─── ROWS ───
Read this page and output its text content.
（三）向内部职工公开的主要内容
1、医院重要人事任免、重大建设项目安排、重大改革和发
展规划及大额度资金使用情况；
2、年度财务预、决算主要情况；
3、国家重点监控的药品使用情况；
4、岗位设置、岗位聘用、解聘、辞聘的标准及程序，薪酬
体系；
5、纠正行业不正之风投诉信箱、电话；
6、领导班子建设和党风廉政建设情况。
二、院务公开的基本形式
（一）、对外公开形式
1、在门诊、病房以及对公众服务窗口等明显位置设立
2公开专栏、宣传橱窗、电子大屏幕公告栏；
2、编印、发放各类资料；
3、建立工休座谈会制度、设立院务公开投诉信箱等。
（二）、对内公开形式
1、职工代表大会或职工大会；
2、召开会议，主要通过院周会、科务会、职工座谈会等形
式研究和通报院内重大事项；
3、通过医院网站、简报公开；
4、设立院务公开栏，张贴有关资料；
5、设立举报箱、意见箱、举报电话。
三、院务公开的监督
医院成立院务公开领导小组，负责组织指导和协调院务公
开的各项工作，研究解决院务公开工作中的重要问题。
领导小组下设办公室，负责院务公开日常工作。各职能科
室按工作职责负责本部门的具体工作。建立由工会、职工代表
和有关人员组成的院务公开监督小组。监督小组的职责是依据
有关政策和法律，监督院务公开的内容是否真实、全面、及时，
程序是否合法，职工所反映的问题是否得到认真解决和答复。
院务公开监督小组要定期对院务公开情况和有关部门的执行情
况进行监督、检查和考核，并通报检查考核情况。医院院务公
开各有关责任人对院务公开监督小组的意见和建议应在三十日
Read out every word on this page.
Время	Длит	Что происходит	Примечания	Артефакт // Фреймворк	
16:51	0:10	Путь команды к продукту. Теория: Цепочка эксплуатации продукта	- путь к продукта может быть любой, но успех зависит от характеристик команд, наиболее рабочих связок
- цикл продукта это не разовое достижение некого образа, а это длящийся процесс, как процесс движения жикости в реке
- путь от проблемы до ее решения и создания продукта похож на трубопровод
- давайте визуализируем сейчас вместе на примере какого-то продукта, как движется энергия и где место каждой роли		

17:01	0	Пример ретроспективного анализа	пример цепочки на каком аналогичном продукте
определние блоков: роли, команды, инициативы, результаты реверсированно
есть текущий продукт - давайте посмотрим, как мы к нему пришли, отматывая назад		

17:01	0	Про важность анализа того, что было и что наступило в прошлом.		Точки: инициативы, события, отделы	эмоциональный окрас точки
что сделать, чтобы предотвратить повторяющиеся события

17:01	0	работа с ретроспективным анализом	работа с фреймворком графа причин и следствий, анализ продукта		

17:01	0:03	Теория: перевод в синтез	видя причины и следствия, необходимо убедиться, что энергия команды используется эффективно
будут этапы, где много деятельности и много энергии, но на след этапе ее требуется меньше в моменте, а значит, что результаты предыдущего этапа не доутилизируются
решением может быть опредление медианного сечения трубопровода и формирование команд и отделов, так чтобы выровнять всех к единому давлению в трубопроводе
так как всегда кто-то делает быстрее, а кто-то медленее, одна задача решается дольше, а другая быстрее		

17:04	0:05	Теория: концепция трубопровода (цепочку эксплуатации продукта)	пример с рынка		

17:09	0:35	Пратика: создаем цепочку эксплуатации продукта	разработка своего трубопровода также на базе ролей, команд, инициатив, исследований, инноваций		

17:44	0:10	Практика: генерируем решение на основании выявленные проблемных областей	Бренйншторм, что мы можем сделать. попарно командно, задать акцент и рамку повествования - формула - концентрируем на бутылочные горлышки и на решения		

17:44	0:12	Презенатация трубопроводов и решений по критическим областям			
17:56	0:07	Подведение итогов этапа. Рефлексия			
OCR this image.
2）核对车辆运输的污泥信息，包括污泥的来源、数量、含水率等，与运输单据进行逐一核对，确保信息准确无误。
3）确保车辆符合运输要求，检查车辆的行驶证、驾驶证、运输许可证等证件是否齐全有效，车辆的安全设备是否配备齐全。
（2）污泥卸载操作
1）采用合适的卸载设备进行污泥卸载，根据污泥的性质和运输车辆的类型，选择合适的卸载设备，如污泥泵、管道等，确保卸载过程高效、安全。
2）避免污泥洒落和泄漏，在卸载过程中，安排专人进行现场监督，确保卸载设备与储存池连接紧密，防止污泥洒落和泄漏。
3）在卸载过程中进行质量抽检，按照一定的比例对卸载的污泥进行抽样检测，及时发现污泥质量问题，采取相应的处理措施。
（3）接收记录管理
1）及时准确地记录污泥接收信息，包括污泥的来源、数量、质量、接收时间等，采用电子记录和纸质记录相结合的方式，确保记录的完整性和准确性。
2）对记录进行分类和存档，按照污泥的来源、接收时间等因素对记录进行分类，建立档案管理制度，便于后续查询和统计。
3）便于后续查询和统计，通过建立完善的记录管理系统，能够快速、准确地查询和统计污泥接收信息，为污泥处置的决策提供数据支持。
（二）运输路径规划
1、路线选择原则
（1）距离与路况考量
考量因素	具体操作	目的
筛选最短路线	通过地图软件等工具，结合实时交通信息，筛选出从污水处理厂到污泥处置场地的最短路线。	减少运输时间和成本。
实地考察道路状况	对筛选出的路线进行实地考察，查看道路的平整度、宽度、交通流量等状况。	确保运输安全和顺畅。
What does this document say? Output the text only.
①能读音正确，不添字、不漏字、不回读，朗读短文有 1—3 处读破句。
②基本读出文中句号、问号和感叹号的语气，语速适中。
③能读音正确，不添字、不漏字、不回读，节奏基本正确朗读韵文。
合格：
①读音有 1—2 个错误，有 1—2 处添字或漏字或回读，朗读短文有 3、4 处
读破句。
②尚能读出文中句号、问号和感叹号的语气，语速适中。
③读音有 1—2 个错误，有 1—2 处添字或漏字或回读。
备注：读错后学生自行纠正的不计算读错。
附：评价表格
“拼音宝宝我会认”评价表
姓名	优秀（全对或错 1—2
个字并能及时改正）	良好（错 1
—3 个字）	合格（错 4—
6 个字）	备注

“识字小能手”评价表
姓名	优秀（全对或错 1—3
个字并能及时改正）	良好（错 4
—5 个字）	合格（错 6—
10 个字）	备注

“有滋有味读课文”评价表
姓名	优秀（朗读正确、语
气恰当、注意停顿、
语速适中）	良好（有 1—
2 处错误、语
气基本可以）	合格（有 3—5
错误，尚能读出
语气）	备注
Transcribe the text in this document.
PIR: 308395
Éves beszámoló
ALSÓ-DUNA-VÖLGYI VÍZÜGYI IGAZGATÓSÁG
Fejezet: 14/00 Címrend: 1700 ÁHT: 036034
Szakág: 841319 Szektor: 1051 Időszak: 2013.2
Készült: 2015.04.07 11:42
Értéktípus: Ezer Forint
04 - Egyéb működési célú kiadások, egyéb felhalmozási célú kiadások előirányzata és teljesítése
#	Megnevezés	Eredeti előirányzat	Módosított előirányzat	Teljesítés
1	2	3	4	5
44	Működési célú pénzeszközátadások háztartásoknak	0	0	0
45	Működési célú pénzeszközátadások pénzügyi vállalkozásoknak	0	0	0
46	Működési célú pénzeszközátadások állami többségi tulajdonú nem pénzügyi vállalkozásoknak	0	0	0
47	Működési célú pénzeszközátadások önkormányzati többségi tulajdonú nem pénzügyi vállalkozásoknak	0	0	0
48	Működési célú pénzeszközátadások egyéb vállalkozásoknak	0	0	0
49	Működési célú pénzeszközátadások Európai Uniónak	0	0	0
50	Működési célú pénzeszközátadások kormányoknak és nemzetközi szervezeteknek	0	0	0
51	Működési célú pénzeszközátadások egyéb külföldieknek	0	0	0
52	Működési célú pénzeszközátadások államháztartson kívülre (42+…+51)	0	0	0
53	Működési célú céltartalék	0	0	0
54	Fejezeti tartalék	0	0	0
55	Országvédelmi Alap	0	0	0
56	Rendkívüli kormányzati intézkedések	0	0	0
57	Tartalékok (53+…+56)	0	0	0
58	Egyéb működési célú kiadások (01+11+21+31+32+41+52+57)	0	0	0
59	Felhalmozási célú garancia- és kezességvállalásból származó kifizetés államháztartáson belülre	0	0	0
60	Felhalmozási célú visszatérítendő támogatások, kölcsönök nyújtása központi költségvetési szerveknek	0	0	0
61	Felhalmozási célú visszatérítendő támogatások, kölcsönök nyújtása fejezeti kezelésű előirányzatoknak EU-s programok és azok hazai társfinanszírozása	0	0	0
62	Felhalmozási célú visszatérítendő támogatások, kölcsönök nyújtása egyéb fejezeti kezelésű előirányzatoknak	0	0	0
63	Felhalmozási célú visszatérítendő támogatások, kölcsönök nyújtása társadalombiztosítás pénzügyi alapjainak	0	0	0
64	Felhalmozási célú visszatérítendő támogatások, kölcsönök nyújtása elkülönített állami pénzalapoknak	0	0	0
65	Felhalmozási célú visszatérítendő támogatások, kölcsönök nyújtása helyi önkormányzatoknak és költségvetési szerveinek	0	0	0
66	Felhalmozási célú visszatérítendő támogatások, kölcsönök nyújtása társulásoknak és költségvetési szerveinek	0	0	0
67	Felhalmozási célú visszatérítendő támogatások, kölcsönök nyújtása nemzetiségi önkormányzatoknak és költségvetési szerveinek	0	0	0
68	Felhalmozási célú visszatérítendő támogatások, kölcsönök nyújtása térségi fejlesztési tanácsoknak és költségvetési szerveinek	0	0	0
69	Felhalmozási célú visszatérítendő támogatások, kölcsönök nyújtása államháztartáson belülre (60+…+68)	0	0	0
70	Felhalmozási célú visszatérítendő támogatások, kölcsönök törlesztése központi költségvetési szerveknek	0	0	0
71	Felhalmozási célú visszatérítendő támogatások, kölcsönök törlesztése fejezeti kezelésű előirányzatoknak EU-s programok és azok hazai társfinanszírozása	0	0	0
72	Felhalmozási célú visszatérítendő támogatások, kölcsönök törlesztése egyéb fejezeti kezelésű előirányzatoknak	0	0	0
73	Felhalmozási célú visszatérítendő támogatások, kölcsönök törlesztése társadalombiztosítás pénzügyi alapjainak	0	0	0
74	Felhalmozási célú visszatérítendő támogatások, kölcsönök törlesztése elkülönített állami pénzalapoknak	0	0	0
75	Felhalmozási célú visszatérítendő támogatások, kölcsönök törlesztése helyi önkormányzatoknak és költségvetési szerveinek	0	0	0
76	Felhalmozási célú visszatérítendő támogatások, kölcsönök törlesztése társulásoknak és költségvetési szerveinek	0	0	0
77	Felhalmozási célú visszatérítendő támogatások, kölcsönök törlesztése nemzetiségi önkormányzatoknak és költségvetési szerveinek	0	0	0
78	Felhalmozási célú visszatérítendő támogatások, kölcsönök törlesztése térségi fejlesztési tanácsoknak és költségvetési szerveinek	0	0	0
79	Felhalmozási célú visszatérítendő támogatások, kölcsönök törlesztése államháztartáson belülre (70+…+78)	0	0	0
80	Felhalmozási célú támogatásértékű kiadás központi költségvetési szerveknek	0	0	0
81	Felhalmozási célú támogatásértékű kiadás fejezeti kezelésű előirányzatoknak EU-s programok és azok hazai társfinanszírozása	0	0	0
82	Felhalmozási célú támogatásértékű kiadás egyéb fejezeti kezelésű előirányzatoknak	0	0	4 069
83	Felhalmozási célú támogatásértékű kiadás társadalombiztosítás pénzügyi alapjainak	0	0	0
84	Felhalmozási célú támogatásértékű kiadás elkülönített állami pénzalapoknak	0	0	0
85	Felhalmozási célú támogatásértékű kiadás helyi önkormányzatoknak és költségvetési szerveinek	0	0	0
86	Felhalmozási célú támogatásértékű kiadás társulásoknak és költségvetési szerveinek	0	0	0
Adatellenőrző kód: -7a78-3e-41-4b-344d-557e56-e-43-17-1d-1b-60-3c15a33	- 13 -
───
EXERCISE BRIEF => Copy every line in the entries above that has the string "может" in it.

FINISHED EXERCISE =>
16:51	0:10	Путь команды к продукту. Теория: Цепочка эксплуатации продукта	- путь к продукта может быть любой, но успех зависит от характеристик команд, наиболее рабочих связок
решением может быть опредление медианного сечения трубопровода и формирование команд и отделов, так чтобы выровнять всех к единому давлению в трубопроводе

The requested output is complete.